> Task objective:
Make an exact copy of all the material below, apart from the pictures.

> Material supplied:
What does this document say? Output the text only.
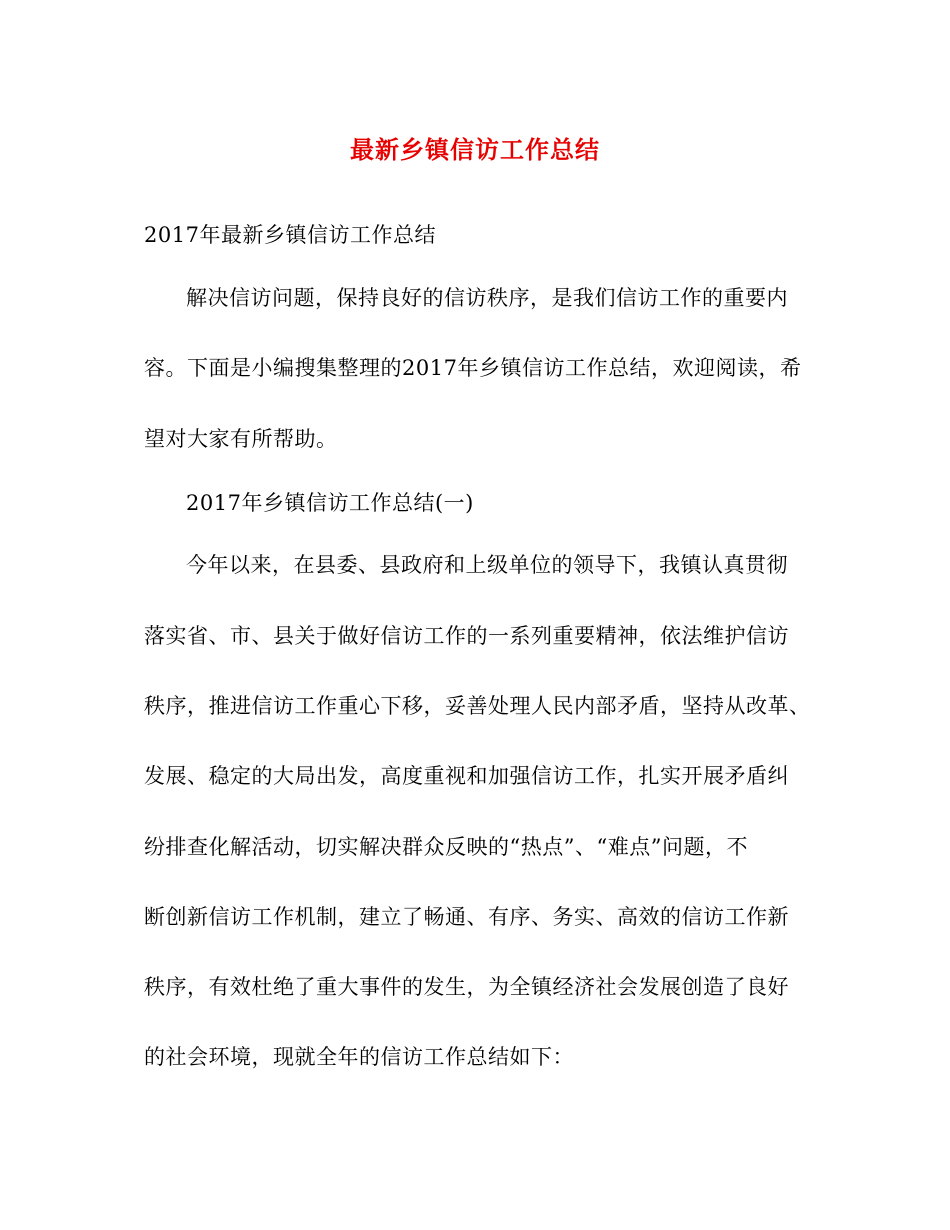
最新乡镇信访工作总结
2017年最新乡镇信访工作总结
解决信访问题，保持良好的信访秩序，是我们信访工作的重要内
容。下面是小编搜集整理的2017年乡镇信访工作总结，欢迎阅读，希
望对大家有所帮助。
2017年乡镇信访工作总结(一)
今年以来，在县委、县政府和上级单位的领导下，我镇认真贯彻
落实省、市、县关于做好信访工作的一系列重要精神，依法维护信访
秩序，推进信访工作重心下移，妥善处理人民内部矛盾，坚持从改革、
发展、稳定的大局出发，高度重视和加强信访工作，扎实开展矛盾纠
纷排查化解活动，切实解决群众反映的“热点”、“难点”问题，不
断创新信访工作机制，建立了畅通、有序、务实、高效的信访工作新
秩序，有效杜绝了重大事件的发生，为全镇经济社会发展创造了良好
的社会环境，现就全年的信访工作总结如下：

> In response:
What does this document say? Output the text only.
最新乡镇信访工作总结
2017年最新乡镇信访工作总结
解决信访问题，保持良好的信访秩序，是我们信访工作的重要内
容。下面是小编搜集整理的2017年乡镇信访工作总结，欢迎阅读，希
望对大家有所帮助。
2017年乡镇信访工作总结(一)
今年以来，在县委、县政府和上级单位的领导下，我镇认真贯彻
落实省、市、县关于做好信访工作的一系列重要精神，依法维护信访
秩序，推进信访工作重心下移，妥善处理人民内部矛盾，坚持从改革、
发展、稳定的大局出发，高度重视和加强信访工作，扎实开展矛盾纠
纷排查化解活动，切实解决群众反映的“热点”、“难点”问题，不
断创新信访工作机制，建立了畅通、有序、务实、高效的信访工作新
秩序，有效杜绝了重大事件的发生，为全镇经济社会发展创造了良好
的社会环境，现就全年的信访工作总结如下：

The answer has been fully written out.